**Exercise description**
Restate the records below word for word.

Dataset entries:
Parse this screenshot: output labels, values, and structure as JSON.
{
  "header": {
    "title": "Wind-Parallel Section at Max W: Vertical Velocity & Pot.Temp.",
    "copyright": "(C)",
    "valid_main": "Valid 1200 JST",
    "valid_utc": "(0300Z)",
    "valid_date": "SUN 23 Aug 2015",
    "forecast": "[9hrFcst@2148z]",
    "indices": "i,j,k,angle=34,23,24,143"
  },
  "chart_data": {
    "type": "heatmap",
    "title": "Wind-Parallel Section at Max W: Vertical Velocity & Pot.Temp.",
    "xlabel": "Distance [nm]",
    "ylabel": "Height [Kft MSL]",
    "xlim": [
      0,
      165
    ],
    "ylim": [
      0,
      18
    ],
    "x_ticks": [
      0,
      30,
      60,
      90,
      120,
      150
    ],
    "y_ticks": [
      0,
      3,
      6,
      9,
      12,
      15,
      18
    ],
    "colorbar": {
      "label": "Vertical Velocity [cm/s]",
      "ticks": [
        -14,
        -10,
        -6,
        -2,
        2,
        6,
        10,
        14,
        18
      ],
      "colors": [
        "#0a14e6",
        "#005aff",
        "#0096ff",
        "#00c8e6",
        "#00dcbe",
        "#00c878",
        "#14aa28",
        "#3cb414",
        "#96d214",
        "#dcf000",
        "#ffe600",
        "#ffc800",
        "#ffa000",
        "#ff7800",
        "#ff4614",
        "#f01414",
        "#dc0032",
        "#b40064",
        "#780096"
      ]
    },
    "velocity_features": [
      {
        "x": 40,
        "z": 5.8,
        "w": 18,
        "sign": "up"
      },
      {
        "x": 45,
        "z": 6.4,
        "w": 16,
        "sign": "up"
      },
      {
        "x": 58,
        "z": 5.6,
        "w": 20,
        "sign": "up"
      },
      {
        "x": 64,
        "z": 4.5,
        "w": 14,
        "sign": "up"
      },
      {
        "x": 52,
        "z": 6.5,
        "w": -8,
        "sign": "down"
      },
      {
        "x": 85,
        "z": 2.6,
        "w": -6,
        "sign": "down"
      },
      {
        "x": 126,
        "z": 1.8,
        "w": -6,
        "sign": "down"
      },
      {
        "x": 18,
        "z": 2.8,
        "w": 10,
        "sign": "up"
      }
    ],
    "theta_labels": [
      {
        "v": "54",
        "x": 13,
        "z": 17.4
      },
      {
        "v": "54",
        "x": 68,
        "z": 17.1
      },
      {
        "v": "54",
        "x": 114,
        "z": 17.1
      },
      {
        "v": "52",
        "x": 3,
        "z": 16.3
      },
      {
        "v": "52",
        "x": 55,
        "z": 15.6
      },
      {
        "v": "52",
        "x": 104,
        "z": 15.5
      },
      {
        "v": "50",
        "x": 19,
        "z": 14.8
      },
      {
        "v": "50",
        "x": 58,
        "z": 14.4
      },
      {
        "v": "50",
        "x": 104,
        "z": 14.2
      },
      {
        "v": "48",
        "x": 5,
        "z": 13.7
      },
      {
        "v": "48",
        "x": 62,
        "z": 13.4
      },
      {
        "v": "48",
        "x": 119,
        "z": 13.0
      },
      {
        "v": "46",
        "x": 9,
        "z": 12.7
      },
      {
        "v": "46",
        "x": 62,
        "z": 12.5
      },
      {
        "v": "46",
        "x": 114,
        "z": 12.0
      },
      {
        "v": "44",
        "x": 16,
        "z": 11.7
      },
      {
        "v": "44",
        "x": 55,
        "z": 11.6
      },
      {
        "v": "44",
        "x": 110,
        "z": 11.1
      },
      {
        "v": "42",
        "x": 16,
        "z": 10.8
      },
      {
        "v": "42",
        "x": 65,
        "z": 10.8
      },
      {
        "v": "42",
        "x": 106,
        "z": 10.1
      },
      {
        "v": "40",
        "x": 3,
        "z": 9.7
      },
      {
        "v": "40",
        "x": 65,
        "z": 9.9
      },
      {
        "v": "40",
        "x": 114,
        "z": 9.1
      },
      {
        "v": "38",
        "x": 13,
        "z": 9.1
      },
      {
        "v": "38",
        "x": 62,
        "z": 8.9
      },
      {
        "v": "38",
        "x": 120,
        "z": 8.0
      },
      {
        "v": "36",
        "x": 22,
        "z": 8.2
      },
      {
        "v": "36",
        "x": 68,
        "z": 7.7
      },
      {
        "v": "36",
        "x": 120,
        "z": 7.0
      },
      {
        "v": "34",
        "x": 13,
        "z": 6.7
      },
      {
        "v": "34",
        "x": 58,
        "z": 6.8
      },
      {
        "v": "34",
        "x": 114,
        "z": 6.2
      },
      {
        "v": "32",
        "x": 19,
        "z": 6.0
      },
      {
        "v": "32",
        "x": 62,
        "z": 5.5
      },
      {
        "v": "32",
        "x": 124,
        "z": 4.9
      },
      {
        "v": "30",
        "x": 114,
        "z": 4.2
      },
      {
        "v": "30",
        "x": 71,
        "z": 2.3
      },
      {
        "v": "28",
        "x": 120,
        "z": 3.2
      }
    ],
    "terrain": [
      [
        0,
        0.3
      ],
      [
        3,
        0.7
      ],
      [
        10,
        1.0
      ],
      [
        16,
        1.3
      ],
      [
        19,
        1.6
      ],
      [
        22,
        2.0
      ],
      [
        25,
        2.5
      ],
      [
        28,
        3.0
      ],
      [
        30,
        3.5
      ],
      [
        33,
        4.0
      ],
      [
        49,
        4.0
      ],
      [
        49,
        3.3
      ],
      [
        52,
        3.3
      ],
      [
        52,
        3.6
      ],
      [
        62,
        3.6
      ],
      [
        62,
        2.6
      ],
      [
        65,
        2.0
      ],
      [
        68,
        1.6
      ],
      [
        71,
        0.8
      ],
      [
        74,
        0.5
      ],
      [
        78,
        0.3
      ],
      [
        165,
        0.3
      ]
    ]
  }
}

**Solution**
Parse this screenshot: output labels, values, and structure as JSON.
{
  "header": {
    "title": "Wind-Parallel Section at Max W: Vertical Velocity & Pot.Temp.",
    "copyright": "(C)",
    "valid_main": "Valid 1200 JST",
    "valid_utc": "(0300Z)",
    "valid_date": "SUN 23 Aug 2015",
    "forecast": "[9hrFcst@2148z]",
    "indices": "i,j,k,angle=34,23,24,143"
  },
  "chart_data": {
    "type": "heatmap",
    "title": "Wind-Parallel Section at Max W: Vertical Velocity & Pot.Temp.",
    "xlabel": "Distance [nm]",
    "ylabel": "Height [Kft MSL]",
    "xlim": [
      0,
      165
    ],
    "ylim": [
      0,
      18
    ],
    "x_ticks": [
      0,
      30,
      60,
      90,
      120,
      150
    ],
    "y_ticks": [
      0,
      3,
      6,
      9,
      12,
      15,
      18
    ],
    "colorbar": {
      "label": "Vertical Velocity [cm/s]",
      "ticks": [
        -14,
        -10,
        -6,
        -2,
        2,
        6,
        10,
        14,
        18
      ],
      "colors": [
        "#0a14e6",
        "#005aff",
        "#0096ff",
        "#00c8e6",
        "#00dcbe",
        "#00c878",
        "#14aa28",
        "#3cb414",
        "#96d214",
        "#dcf000",
        "#ffe600",
        "#ffc800",
        "#ffa000",
        "#ff7800",
        "#ff4614",
        "#f01414",
        "#dc0032",
        "#b40064",
        "#780096"
      ]
    },
    "velocity_features": [
      {
        "x": 40,
        "z": 5.8,
        "w": 18,
        "sign": "up"
      },
      {
        "x": 45,
        "z": 6.4,
        "w": 16,
        "sign": "up"
      },
      {
        "x": 58,
        "z": 5.6,
        "w": 20,
        "sign": "up"
      },
      {
        "x": 64,
        "z": 4.5,
        "w": 14,
        "sign": "up"
      },
      {
        "x": 52,
        "z": 6.5,
        "w": -8,
        "sign": "down"
      },
      {
        "x": 85,
        "z": 2.6,
        "w": -6,
        "sign": "down"
      },
      {
        "x": 126,
        "z": 1.8,
        "w": -6,
        "sign": "down"
      },
      {
        "x": 18,
        "z": 2.8,
        "w": 10,
        "sign": "up"
      }
    ],
    "theta_labels": [
      {
        "v": "54",
        "x": 13,
        "z": 17.4
      },
      {
        "v": "54",
        "x": 68,
        "z": 17.1
      },
      {
        "v": "54",
        "x": 114,
        "z": 17.1
      },
      {
        "v": "52",
        "x": 3,
        "z": 16.3
      },
      {
        "v": "52",
        "x": 55,
        "z": 15.6
      },
      {
        "v": "52",
        "x": 104,
        "z": 15.5
      },
      {
        "v": "50",
        "x": 19,
        "z": 14.8
      },
      {
        "v": "50",
        "x": 58,
        "z": 14.4
      },
      {
        "v": "50",
        "x": 104,
        "z": 14.2
      },
      {
        "v": "48",
        "x": 5,
        "z": 13.7
      },
      {
        "v": "48",
        "x": 62,
        "z": 13.4
      },
      {
        "v": "48",
        "x": 119,
        "z": 13.0
      },
      {
        "v": "46",
        "x": 9,
        "z": 12.7
      },
      {
        "v": "46",
        "x": 62,
        "z": 12.5
      },
      {
        "v": "46",
        "x": 114,
        "z": 12.0
      },
      {
        "v": "44",
        "x": 16,
        "z": 11.7
      },
      {
        "v": "44",
        "x": 55,
        "z": 11.6
      },
      {
        "v": "44",
        "x": 110,
        "z": 11.1
      },
      {
        "v": "42",
        "x": 16,
        "z": 10.8
      },
      {
        "v": "42",
        "x": 65,
        "z": 10.8
      },
      {
        "v": "42",
        "x": 106,
        "z": 10.1
      },
      {
        "v": "40",
        "x": 3,
        "z": 9.7
      },
      {
        "v": "40",
        "x": 65,
        "z": 9.9
      },
      {
        "v": "40",
        "x": 114,
        "z": 9.1
      },
      {
        "v": "38",
        "x": 13,
        "z": 9.1
      },
      {
        "v": "38",
        "x": 62,
        "z": 8.9
      },
      {
        "v": "38",
        "x": 120,
        "z": 8.0
      },
      {
        "v": "36",
        "x": 22,
        "z": 8.2
      },
      {
        "v": "36",
        "x": 68,
        "z": 7.7
      },
      {
        "v": "36",
        "x": 120,
        "z": 7.0
      },
      {
        "v": "34",
        "x": 13,
        "z": 6.7
      },
      {
        "v": "34",
        "x": 58,
        "z": 6.8
      },
      {
        "v": "34",
        "x": 114,
        "z": 6.2
      },
      {
        "v": "32",
        "x": 19,
        "z": 6.0
      },
      {
        "v": "32",
        "x": 62,
        "z": 5.5
      },
      {
        "v": "32",
        "x": 124,
        "z": 4.9
      },
      {
        "v": "30",
        "x": 114,
        "z": 4.2
      },
      {
        "v": "30",
        "x": 71,
        "z": 2.3
      },
      {
        "v": "28",
        "x": 120,
        "z": 3.2
      }
    ],
    "terrain": [
      [
        0,
        0.3
      ],
      [
        3,
        0.7
      ],
      [
        10,
        1.0
      ],
      [
        16,
        1.3
      ],
      [
        19,
        1.6
      ],
      [
        22,
        2.0
      ],
      [
        25,
        2.5
      ],
      [
        28,
        3.0
      ],
      [
        30,
        3.5
      ],
      [
        33,
        4.0
      ],
      [
        49,
        4.0
      ],
      [
        49,
        3.3
      ],
      [
        52,
        3.3
      ],
      [
        52,
        3.6
      ],
      [
        62,
        3.6
      ],
      [
        62,
        2.6
      ],
      [
        65,
        2.0
      ],
      [
        68,
        1.6
      ],
      [
        71,
        0.8
      ],
      [
        74,
        0.5
      ],
      [
        78,
        0.3
      ],
      [
        165,
        0.3
      ]
    ]
  }
}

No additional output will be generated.